▶ _Input records_:
* * *
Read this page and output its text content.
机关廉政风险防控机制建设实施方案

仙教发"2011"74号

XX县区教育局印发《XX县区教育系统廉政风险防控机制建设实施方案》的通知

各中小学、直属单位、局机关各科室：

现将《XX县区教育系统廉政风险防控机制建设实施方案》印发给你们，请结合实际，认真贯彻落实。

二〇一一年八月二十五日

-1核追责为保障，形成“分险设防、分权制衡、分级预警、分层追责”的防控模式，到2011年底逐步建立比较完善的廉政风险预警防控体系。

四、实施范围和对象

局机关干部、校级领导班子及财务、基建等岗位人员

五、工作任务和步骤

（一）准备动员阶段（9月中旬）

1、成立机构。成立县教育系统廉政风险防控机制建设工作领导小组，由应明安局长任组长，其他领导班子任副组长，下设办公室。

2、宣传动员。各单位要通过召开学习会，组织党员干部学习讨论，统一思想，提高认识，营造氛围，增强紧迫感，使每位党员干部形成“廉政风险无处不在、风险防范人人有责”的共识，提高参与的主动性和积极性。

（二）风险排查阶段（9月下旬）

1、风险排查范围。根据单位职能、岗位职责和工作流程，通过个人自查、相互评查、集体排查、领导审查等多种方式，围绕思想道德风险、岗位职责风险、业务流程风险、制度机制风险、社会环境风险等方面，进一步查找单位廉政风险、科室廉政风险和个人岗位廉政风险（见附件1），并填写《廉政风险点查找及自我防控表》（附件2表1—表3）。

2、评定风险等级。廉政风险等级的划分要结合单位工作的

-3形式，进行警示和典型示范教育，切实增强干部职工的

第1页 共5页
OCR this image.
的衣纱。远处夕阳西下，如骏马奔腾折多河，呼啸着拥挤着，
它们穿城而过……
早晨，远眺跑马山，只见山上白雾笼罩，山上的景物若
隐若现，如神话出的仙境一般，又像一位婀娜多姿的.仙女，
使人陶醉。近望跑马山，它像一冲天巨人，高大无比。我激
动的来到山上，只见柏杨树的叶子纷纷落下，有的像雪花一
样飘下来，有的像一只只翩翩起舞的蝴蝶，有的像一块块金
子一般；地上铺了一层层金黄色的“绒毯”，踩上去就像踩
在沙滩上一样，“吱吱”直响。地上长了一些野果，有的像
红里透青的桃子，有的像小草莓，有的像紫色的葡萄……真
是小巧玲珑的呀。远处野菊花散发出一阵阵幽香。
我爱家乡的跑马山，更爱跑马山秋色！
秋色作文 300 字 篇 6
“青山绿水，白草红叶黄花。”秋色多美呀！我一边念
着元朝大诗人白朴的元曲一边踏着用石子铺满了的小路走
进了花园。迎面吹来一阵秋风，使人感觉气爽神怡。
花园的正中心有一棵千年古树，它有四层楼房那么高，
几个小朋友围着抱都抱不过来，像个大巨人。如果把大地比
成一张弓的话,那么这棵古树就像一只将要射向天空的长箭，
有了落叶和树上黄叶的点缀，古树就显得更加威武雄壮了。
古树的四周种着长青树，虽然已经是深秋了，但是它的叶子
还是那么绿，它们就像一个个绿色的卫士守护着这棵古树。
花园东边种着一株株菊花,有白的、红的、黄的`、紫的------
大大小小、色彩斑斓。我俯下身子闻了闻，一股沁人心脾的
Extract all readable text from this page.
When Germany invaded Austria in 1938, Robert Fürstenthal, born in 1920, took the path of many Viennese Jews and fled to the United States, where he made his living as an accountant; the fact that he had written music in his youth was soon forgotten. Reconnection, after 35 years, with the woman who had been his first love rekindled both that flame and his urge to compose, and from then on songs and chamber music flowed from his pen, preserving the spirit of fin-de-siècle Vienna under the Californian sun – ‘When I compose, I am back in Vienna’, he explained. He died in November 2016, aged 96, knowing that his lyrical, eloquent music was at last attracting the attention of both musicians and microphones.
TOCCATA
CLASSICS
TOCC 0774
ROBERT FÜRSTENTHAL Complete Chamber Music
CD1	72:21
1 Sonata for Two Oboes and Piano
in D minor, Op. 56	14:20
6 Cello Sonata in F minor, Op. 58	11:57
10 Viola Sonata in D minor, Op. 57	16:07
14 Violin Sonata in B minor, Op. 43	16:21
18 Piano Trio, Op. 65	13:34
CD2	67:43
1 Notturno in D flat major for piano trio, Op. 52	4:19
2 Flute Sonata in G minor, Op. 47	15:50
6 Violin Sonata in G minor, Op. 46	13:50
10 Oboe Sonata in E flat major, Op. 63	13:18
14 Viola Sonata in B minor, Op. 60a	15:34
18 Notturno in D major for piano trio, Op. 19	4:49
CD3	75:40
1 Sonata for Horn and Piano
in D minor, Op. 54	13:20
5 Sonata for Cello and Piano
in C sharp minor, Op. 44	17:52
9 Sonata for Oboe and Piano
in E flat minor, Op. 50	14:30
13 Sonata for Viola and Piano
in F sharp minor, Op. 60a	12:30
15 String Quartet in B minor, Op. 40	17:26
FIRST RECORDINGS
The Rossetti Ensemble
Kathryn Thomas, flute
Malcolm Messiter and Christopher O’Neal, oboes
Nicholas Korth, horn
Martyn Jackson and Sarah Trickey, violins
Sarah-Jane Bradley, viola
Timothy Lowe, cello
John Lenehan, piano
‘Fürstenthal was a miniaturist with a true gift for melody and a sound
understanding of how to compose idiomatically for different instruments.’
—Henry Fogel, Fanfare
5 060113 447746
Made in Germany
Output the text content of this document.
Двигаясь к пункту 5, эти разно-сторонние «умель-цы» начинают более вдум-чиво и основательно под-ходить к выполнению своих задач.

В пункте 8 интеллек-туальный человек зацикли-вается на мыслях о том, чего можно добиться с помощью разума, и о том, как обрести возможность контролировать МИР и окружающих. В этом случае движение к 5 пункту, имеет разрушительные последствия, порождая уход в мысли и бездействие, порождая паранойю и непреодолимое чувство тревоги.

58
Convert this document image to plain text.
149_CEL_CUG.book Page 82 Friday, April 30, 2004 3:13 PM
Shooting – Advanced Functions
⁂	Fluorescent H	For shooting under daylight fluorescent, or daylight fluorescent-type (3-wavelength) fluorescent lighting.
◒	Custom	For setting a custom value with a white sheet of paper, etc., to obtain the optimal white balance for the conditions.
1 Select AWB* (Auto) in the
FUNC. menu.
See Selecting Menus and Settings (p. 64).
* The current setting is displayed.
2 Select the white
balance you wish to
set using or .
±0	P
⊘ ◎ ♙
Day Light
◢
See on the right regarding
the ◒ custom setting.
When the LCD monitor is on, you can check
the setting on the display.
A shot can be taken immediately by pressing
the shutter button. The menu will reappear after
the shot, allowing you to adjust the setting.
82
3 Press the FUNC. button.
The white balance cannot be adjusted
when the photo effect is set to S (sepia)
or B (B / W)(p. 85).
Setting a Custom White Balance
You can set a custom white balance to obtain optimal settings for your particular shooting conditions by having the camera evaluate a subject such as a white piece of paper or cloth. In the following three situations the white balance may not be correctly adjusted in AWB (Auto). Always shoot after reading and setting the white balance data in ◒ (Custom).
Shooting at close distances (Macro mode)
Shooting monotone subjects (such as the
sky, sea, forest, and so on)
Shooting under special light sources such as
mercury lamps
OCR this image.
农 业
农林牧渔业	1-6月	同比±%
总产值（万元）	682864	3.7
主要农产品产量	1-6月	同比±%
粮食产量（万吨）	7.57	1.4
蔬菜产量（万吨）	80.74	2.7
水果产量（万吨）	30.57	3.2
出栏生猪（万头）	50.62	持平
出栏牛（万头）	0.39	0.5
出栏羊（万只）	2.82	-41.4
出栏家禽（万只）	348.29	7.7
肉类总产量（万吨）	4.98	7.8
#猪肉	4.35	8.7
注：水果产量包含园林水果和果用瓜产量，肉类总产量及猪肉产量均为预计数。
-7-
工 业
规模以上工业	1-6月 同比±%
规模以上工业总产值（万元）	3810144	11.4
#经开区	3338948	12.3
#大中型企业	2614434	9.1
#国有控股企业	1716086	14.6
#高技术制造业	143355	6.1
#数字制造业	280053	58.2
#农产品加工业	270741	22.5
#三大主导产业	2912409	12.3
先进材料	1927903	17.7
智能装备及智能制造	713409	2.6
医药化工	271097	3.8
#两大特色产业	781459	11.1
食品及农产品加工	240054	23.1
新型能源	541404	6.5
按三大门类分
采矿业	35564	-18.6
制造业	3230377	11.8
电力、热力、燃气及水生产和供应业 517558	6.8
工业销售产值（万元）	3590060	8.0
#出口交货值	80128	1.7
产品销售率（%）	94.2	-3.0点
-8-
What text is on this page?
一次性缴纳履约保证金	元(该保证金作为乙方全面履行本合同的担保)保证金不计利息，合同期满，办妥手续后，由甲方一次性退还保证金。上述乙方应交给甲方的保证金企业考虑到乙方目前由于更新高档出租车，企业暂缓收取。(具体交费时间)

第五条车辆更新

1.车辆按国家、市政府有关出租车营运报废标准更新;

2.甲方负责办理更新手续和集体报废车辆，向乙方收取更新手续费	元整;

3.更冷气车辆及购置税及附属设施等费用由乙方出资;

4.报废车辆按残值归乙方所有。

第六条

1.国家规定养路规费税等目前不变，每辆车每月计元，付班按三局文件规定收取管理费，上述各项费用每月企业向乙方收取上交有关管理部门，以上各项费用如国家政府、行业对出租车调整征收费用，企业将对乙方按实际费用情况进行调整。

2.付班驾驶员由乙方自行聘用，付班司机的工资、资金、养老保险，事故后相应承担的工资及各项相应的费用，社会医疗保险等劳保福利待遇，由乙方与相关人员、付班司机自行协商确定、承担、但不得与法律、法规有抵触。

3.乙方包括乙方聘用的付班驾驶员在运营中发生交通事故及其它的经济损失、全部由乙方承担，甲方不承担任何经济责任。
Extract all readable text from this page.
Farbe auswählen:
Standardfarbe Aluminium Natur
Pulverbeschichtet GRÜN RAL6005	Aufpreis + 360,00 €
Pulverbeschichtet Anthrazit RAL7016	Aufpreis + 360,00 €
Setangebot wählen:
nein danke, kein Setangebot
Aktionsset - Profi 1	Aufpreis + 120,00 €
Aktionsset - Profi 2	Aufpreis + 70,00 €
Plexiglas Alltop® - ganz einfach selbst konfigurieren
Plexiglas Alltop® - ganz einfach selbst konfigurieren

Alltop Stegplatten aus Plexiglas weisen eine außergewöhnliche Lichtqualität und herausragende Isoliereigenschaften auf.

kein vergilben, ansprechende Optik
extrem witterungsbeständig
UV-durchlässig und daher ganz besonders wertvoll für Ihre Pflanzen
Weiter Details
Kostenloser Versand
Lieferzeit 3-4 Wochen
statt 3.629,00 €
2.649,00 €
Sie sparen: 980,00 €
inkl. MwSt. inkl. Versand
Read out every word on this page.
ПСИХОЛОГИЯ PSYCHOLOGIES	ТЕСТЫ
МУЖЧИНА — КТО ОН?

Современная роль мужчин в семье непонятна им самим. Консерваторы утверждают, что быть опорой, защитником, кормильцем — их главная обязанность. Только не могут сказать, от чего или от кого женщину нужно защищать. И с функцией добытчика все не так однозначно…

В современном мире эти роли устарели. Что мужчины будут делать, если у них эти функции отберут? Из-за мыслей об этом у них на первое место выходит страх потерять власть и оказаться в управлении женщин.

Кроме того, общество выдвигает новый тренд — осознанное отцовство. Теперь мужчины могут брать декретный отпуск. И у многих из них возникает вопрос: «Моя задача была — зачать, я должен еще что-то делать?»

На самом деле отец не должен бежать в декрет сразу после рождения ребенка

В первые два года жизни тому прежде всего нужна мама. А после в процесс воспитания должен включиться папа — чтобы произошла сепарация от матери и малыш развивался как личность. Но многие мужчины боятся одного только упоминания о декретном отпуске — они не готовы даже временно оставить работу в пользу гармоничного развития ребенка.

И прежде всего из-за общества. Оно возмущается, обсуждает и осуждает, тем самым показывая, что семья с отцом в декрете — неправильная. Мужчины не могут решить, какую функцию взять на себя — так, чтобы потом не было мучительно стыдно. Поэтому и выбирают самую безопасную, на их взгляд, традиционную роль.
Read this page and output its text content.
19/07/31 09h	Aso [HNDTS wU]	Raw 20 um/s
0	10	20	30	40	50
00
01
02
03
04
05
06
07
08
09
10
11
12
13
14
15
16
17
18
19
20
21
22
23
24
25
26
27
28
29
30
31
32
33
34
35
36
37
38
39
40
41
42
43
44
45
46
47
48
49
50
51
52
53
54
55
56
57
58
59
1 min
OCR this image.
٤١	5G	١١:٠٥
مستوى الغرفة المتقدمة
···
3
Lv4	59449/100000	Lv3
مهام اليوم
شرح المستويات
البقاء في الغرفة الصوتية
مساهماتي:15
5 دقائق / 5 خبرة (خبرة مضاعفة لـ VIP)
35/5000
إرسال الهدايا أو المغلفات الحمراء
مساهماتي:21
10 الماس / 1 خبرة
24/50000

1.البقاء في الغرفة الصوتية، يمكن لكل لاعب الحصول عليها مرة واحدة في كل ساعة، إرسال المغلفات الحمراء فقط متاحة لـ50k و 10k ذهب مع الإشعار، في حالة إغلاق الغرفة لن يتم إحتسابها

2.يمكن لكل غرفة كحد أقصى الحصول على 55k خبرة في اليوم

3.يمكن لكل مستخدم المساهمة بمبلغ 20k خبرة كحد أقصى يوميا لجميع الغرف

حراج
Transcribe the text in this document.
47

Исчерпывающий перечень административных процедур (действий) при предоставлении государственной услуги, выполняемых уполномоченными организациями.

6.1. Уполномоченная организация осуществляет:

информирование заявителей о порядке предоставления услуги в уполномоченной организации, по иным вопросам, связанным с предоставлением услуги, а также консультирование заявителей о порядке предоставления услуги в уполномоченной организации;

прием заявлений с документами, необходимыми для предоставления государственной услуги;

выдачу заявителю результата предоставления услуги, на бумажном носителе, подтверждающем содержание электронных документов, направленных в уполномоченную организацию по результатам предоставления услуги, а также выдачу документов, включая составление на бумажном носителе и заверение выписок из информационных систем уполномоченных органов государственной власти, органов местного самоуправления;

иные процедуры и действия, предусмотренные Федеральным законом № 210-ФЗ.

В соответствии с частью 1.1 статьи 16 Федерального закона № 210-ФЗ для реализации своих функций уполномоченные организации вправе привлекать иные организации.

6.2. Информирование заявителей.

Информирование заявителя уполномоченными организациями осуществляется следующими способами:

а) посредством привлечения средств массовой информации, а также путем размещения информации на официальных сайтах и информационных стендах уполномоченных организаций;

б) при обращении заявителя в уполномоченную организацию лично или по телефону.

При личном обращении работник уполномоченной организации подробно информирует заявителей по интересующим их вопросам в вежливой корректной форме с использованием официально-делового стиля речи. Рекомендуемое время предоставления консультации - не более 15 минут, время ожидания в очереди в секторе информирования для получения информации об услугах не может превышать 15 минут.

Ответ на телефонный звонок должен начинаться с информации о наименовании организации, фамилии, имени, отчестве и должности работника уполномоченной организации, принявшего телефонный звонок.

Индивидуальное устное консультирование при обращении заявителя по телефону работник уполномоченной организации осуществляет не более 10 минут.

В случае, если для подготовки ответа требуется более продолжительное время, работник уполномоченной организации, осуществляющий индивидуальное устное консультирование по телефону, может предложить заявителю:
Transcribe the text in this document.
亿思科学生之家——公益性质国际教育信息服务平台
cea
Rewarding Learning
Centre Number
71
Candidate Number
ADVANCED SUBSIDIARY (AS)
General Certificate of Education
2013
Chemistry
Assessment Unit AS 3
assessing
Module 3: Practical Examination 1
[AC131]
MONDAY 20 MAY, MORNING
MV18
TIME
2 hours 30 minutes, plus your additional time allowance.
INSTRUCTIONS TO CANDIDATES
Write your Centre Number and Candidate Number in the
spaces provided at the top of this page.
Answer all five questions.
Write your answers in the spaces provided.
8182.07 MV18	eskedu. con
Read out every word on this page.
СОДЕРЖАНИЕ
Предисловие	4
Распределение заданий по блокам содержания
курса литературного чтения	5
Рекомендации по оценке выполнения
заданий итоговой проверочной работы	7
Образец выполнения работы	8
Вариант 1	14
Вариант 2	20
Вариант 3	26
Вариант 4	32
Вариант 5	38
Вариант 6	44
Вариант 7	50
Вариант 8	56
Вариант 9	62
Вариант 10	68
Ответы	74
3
* * *
▶ _What needs to be done_:
Each line above that includes "выполнения" should be shown.

▶ _In response_:
Рекомендации по оценке выполнения
Образец выполнения работы	8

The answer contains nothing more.